▼
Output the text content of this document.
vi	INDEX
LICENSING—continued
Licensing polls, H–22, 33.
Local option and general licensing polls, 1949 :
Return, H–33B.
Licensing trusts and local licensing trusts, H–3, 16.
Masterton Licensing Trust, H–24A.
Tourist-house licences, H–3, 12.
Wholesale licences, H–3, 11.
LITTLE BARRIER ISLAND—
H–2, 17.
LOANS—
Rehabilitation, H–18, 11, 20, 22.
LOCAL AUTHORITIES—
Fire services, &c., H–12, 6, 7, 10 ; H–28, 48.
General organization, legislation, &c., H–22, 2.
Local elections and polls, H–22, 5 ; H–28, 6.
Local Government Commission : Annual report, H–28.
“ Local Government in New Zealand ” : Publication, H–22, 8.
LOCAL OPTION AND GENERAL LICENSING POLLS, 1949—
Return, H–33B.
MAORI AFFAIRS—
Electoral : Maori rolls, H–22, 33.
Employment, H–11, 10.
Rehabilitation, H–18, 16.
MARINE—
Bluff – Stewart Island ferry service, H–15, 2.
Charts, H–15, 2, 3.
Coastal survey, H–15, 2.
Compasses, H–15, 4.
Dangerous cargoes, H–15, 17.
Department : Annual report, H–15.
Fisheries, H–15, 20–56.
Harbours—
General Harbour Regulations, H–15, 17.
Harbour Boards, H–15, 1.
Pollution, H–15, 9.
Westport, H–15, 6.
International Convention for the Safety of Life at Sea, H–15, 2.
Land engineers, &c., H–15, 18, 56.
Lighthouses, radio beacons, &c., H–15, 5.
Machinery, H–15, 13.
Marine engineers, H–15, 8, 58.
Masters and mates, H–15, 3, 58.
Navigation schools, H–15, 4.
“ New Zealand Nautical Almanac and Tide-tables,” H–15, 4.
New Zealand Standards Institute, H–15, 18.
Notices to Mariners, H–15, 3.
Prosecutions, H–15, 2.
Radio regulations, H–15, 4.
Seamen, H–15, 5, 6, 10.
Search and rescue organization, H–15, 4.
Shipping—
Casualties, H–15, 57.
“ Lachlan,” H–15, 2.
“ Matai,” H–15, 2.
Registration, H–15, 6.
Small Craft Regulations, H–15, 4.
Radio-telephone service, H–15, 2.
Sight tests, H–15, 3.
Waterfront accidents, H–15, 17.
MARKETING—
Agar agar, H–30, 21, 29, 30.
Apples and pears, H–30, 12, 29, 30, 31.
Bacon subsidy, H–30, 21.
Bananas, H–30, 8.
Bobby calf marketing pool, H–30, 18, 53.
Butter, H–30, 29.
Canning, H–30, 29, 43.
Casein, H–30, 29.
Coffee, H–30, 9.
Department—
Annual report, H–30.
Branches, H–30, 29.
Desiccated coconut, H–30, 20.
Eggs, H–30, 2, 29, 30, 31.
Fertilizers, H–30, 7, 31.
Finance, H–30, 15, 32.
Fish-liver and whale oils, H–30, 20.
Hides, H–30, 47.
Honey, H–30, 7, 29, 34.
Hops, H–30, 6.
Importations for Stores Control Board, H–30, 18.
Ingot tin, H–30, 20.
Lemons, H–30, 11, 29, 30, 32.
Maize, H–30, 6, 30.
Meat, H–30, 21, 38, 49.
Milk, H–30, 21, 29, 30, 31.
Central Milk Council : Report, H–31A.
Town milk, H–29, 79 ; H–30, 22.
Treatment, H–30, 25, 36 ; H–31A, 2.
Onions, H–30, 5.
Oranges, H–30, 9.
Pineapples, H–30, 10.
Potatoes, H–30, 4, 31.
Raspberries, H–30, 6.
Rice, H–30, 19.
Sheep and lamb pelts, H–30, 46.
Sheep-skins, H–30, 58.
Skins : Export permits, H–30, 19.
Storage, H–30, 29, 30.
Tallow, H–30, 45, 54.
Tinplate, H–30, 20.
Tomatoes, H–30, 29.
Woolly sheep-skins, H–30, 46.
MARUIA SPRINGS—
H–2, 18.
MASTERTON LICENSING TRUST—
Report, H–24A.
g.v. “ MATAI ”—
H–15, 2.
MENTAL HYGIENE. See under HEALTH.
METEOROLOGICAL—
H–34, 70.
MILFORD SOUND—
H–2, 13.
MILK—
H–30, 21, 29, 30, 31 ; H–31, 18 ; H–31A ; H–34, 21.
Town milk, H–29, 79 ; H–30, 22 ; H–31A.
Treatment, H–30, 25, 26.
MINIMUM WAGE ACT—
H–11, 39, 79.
▲
Return every entry exactly as given.

Output the text content of this document.
vi	INDEX
LICENSING—continued
Licensing polls, H–22, 33.
Local option and general licensing polls, 1949 :
Return, H–33B.
Licensing trusts and local licensing trusts, H–3, 16.
Masterton Licensing Trust, H–24A.
Tourist-house licences, H–3, 12.
Wholesale licences, H–3, 11.
LITTLE BARRIER ISLAND—
H–2, 17.
LOANS—
Rehabilitation, H–18, 11, 20, 22.
LOCAL AUTHORITIES—
Fire services, &c., H–12, 6, 7, 10 ; H–28, 48.
General organization, legislation, &c., H–22, 2.
Local elections and polls, H–22, 5 ; H–28, 6.
Local Government Commission : Annual report, H–28.
“ Local Government in New Zealand ” : Publication, H–22, 8.
LOCAL OPTION AND GENERAL LICENSING POLLS, 1949—
Return, H–33B.
MAORI AFFAIRS—
Electoral : Maori rolls, H–22, 33.
Employment, H–11, 10.
Rehabilitation, H–18, 16.
MARINE—
Bluff – Stewart Island ferry service, H–15, 2.
Charts, H–15, 2, 3.
Coastal survey, H–15, 2.
Compasses, H–15, 4.
Dangerous cargoes, H–15, 17.
Department : Annual report, H–15.
Fisheries, H–15, 20–56.
Harbours—
General Harbour Regulations, H–15, 17.
Harbour Boards, H–15, 1.
Pollution, H–15, 9.
Westport, H–15, 6.
International Convention for the Safety of Life at Sea, H–15, 2.
Land engineers, &c., H–15, 18, 56.
Lighthouses, radio beacons, &c., H–15, 5.
Machinery, H–15, 13.
Marine engineers, H–15, 8, 58.
Masters and mates, H–15, 3, 58.
Navigation schools, H–15, 4.
“ New Zealand Nautical Almanac and Tide-tables,” H–15, 4.
New Zealand Standards Institute, H–15, 18.
Notices to Mariners, H–15, 3.
Prosecutions, H–15, 2.
Radio regulations, H–15, 4.
Seamen, H–15, 5, 6, 10.
Search and rescue organization, H–15, 4.
Shipping—
Casualties, H–15, 57.
“ Lachlan,” H–15, 2.
“ Matai,” H–15, 2.
Registration, H–15, 6.
Small Craft Regulations, H–15, 4.
Radio-telephone service, H–15, 2.
Sight tests, H–15, 3.
Waterfront accidents, H–15, 17.
MARKETING—
Agar agar, H–30, 21, 29, 30.
Apples and pears, H–30, 12, 29, 30, 31.
Bacon subsidy, H–30, 21.
Bananas, H–30, 8.
Bobby calf marketing pool, H–30, 18, 53.
Butter, H–30, 29.
Canning, H–30, 29, 43.
Casein, H–30, 29.
Coffee, H–30, 9.
Department—
Annual report, H–30.
Branches, H–30, 29.
Desiccated coconut, H–30, 20.
Eggs, H–30, 2, 29, 30, 31.
Fertilizers, H–30, 7, 31.
Finance, H–30, 15, 32.
Fish-liver and whale oils, H–30, 20.
Hides, H–30, 47.
Honey, H–30, 7, 29, 34.
Hops, H–30, 6.
Importations for Stores Control Board, H–30, 18.
Ingot tin, H–30, 20.
Lemons, H–30, 11, 29, 30, 32.
Maize, H–30, 6, 30.
Meat, H–30, 21, 38, 49.
Milk, H–30, 21, 29, 30, 31.
Central Milk Council : Report, H–31A.
Town milk, H–29, 79 ; H–30, 22.
Treatment, H–30, 25, 36 ; H–31A, 2.
Onions, H–30, 5.
Oranges, H–30, 9.
Pineapples, H–30, 10.
Potatoes, H–30, 4, 31.
Raspberries, H–30, 6.
Rice, H–30, 19.
Sheep and lamb pelts, H–30, 46.
Sheep-skins, H–30, 58.
Skins : Export permits, H–30, 19.
Storage, H–30, 29, 30.
Tallow, H–30, 45, 54.
Tinplate, H–30, 20.
Tomatoes, H–30, 29.
Woolly sheep-skins, H–30, 46.
MARUIA SPRINGS—
H–2, 18.
MASTERTON LICENSING TRUST—
Report, H–24A.
g.v. “ MATAI ”—
H–15, 2.
MENTAL HYGIENE. See under HEALTH.
METEOROLOGICAL—
H–34, 70.
MILFORD SOUND—
H–2, 13.
MILK—
H–30, 21, 29, 30, 31 ; H–31, 18 ; H–31A ; H–34, 21.
Town milk, H–29, 79 ; H–30, 22 ; H–31A.
Treatment, H–30, 25, 26.
MINIMUM WAGE ACT—
H–11, 39, 79.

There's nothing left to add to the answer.